» **WRITTEN EXERCISE**: Locate the string "badge" throughout the material and copy every line in which it occurs.
-------------------------
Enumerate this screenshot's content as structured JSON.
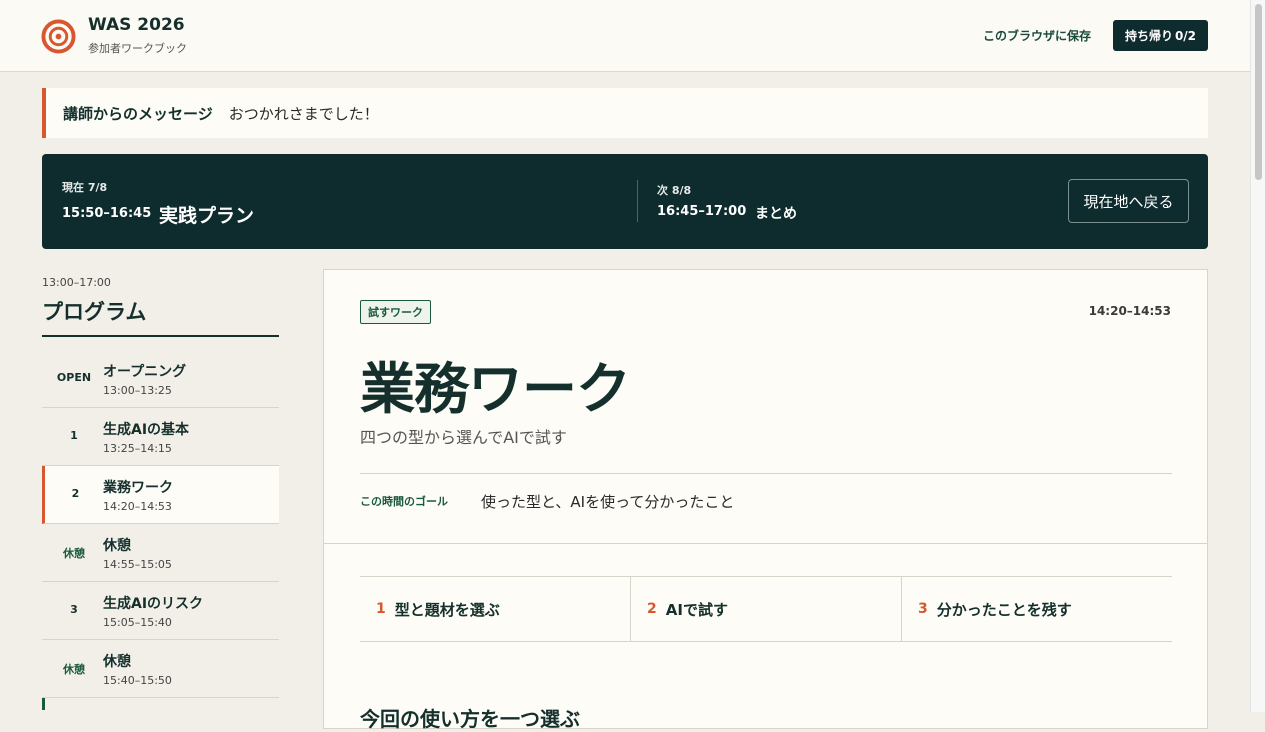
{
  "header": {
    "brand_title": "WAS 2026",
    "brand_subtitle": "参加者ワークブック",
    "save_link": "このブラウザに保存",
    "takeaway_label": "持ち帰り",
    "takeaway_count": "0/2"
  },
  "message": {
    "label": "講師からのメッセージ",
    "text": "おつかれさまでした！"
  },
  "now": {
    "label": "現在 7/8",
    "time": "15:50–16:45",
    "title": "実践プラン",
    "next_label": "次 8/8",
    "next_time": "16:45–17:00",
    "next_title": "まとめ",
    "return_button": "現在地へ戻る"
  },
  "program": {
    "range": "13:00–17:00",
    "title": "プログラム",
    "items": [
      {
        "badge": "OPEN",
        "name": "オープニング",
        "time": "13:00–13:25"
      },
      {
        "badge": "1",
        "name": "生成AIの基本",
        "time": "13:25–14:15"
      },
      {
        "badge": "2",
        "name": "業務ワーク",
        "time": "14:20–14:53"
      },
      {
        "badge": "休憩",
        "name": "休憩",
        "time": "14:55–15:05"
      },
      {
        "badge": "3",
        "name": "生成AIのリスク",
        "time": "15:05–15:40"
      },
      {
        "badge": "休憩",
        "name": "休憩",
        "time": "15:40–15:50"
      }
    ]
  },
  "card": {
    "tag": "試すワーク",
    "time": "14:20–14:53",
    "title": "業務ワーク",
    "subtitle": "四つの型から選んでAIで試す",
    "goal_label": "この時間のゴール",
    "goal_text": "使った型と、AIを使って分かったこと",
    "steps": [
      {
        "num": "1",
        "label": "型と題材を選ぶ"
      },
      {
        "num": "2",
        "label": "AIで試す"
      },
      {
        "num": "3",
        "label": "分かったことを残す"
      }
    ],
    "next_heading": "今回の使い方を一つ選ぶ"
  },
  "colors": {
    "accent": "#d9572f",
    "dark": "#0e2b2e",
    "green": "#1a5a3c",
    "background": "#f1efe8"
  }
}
-------------------------
» **THE RESULT**:
        "badge": "OPEN",
        "badge": "1",
        "badge": "2",
        "badge": "休憩",
        "badge": "3",
        "badge": "休憩",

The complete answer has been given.